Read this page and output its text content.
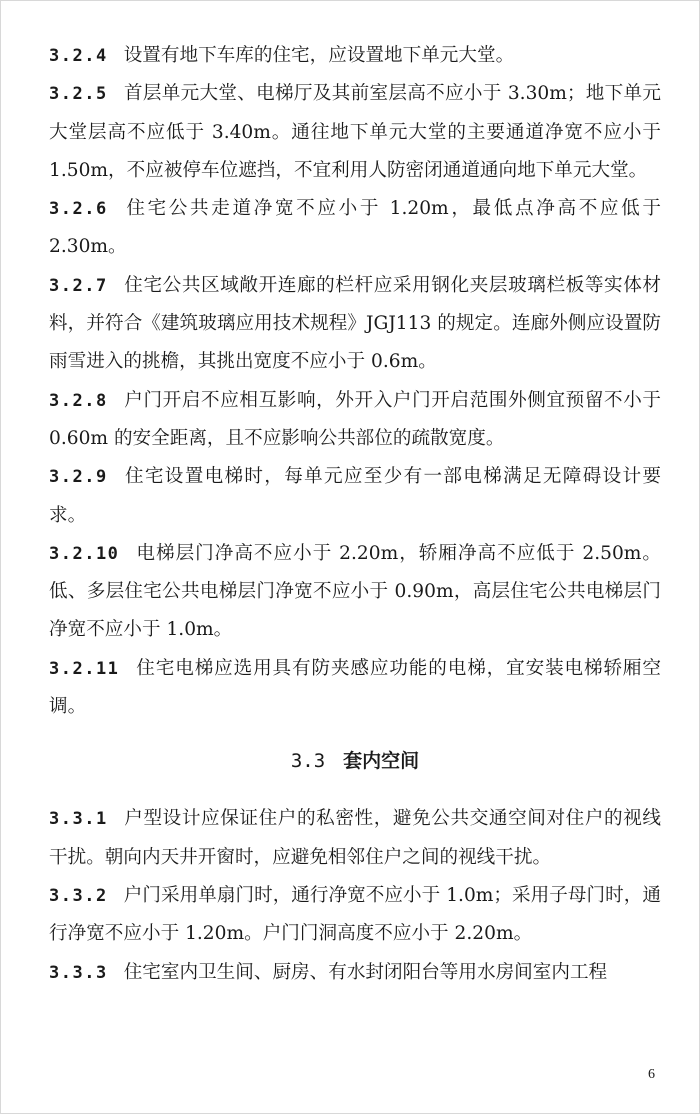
3.2.4 设置有地下车库的住宅，应设置地下单元大堂。

3.2.5 首层单元大堂、电梯厅及其前室层高不应小于 3.30m；地下单元大堂层高不应低于 3.40m。通往地下单元大堂的主要通道净宽不应小于 1.50m，不应被停车位遮挡，不宜利用人防密闭通道通向地下单元大堂。

3.2.6 住宅公共走道净宽不应小于 1.20m，最低点净高不应低于 2.30m。

3.2.7 住宅公共区域敞开连廊的栏杆应采用钢化夹层玻璃栏板等实体材料，并符合《建筑玻璃应用技术规程》JGJ113 的规定。连廊外侧应设置防雨雪进入的挑檐，其挑出宽度不应小于 0.6m。

3.2.8 户门开启不应相互影响，外开入户门开启范围外侧宜预留不小于 0.60m 的安全距离，且不应影响公共部位的疏散宽度。

3.2.9 住宅设置电梯时，每单元应至少有一部电梯满足无障碍设计要求。

3.2.10 电梯层门净高不应小于 2.20m，轿厢净高不应低于 2.50m。低、多层住宅公共电梯层门净宽不应小于 0.90m，高层住宅公共电梯层门净宽不应小于 1.0m。

3.2.11 住宅电梯应选用具有防夹感应功能的电梯，宜安装电梯轿厢空调。

3.3 套内空间

3.3.1 户型设计应保证住户的私密性，避免公共交通空间对住户的视线干扰。朝向内天井开窗时，应避免相邻住户之间的视线干扰。

3.3.2 户门采用单扇门时，通行净宽不应小于 1.0m；采用子母门时，通行净宽不应小于 1.20m。户门门洞高度不应小于 2.20m。

3.3.3 住宅室内卫生间、厨房、有水封闭阳台等用水房间室内工程

6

THE EXERCISE: Return all the entries word for word, but omit any pictures they contain.

WRITTEN RESPONSE:
Read this page and output its text content.
3.2.4 设置有地下车库的住宅，应设置地下单元大堂。

3.2.5 首层单元大堂、电梯厅及其前室层高不应小于 3.30m；地下单元大堂层高不应低于 3.40m。通往地下单元大堂的主要通道净宽不应小于 1.50m，不应被停车位遮挡，不宜利用人防密闭通道通向地下单元大堂。

3.2.6 住宅公共走道净宽不应小于 1.20m，最低点净高不应低于 2.30m。

3.2.7 住宅公共区域敞开连廊的栏杆应采用钢化夹层玻璃栏板等实体材料，并符合《建筑玻璃应用技术规程》JGJ113 的规定。连廊外侧应设置防雨雪进入的挑檐，其挑出宽度不应小于 0.6m。

3.2.8 户门开启不应相互影响，外开入户门开启范围外侧宜预留不小于 0.60m 的安全距离，且不应影响公共部位的疏散宽度。

3.2.9 住宅设置电梯时，每单元应至少有一部电梯满足无障碍设计要求。

3.2.10 电梯层门净高不应小于 2.20m，轿厢净高不应低于 2.50m。低、多层住宅公共电梯层门净宽不应小于 0.90m，高层住宅公共电梯层门净宽不应小于 1.0m。

3.2.11 住宅电梯应选用具有防夹感应功能的电梯，宜安装电梯轿厢空调。

3.3 套内空间

3.3.1 户型设计应保证住户的私密性，避免公共交通空间对住户的视线干扰。朝向内天井开窗时，应避免相邻住户之间的视线干扰。

3.3.2 户门采用单扇门时，通行净宽不应小于 1.0m；采用子母门时，通行净宽不应小于 1.20m。户门门洞高度不应小于 2.20m。

3.3.3 住宅室内卫生间、厨房、有水封闭阳台等用水房间室内工程

6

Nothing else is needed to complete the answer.